WHAT THE TASK ASKS: Using the material below, copy every line where "godina" appears.

ITEMS:
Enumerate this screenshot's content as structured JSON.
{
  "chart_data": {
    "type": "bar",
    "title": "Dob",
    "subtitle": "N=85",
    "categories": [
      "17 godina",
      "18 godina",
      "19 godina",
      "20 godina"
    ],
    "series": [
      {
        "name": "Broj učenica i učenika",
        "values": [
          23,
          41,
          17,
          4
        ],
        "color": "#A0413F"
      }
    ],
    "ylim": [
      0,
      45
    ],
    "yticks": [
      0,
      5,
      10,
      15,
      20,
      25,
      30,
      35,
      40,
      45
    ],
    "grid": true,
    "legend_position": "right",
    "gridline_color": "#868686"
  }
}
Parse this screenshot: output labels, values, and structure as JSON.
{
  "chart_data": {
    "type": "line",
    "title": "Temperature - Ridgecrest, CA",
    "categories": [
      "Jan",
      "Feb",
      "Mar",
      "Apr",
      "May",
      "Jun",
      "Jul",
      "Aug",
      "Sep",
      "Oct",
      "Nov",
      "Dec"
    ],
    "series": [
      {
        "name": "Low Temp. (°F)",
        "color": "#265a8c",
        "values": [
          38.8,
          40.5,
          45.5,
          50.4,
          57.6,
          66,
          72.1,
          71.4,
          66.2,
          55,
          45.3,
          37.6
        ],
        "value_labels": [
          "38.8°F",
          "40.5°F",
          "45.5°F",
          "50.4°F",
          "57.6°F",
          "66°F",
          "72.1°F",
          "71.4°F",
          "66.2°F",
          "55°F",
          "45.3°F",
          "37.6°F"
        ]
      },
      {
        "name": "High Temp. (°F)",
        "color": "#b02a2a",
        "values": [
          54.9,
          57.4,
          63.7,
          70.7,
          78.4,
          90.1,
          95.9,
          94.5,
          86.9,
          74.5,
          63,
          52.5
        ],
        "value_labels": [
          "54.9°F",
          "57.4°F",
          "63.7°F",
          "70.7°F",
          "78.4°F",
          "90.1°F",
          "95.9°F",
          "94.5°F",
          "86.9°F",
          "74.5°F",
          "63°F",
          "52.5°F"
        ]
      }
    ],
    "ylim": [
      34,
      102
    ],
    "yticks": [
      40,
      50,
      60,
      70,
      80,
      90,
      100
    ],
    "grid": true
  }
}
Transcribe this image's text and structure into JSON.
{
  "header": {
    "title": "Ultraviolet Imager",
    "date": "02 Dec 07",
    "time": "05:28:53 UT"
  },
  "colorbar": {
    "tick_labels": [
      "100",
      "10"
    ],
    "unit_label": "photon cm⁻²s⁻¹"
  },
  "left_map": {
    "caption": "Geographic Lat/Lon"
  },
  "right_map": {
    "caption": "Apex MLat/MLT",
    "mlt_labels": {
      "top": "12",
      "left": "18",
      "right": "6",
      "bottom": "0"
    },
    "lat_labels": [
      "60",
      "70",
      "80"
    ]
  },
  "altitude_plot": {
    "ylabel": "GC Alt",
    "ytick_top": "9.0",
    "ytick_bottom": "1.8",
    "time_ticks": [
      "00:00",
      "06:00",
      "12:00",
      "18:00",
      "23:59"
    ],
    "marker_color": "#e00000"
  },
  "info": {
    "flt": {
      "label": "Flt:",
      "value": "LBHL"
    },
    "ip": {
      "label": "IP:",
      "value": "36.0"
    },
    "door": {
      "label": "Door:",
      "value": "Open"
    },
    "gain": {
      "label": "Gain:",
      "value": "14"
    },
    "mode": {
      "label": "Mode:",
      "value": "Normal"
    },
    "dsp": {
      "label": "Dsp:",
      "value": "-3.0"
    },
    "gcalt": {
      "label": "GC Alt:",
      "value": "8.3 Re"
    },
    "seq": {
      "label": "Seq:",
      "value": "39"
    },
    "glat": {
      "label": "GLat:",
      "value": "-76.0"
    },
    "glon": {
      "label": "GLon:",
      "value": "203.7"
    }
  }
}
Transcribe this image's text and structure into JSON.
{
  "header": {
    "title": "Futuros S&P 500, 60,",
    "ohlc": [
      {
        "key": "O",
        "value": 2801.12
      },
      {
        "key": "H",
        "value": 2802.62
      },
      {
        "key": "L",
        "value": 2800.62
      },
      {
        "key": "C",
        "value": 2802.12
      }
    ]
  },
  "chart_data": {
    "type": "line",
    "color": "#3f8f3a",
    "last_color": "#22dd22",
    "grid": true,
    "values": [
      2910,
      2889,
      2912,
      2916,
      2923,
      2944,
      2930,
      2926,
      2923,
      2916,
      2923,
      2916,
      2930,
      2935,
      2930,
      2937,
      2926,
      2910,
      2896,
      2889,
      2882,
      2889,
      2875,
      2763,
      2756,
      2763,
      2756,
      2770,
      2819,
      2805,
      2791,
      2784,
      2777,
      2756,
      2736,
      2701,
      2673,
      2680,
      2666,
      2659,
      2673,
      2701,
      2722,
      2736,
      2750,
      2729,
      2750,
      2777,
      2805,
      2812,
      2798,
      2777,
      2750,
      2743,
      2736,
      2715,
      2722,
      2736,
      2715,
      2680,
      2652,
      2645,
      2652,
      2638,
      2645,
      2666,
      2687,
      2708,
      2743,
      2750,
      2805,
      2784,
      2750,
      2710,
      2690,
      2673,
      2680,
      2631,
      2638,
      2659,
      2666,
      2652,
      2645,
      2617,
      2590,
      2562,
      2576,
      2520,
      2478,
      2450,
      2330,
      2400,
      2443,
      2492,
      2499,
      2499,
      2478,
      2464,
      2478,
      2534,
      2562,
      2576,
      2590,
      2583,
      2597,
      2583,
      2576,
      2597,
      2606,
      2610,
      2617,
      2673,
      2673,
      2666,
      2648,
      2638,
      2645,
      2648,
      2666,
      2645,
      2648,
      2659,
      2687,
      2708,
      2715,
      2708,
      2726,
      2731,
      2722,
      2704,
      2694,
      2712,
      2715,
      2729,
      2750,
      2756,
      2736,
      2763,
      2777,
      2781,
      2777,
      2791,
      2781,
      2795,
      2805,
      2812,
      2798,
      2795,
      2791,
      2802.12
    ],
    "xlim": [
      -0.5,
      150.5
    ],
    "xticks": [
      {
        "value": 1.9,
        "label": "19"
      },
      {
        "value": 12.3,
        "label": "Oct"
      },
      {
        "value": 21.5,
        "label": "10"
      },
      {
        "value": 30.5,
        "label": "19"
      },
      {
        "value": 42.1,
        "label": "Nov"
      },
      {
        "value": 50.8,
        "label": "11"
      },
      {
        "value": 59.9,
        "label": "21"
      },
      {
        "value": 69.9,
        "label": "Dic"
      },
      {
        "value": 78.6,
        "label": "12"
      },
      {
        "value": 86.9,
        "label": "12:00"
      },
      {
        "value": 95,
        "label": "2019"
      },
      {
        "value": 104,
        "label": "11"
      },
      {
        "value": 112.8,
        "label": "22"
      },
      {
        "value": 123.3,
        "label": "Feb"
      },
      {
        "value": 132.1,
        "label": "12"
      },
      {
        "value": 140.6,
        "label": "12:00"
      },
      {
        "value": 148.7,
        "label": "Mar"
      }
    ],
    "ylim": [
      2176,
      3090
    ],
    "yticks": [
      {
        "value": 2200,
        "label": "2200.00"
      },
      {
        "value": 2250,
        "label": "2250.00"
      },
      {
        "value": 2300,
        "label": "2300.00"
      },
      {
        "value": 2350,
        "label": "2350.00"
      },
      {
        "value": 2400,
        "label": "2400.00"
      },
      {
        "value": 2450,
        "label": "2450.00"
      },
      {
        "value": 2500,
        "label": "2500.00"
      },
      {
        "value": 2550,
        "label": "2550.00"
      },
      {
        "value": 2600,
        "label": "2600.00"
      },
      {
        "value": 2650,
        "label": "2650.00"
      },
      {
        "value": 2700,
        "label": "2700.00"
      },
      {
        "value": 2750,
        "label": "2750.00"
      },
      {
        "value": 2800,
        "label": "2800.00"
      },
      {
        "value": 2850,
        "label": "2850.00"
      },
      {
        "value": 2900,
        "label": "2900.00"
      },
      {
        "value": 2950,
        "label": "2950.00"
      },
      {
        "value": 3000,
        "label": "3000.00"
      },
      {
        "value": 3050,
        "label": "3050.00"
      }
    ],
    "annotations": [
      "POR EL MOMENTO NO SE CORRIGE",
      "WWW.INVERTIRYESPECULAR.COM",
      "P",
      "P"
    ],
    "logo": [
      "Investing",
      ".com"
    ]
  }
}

OUTPUT BELOW:
      "17 godina",
      "18 godina",
      "19 godina",
      "20 godina"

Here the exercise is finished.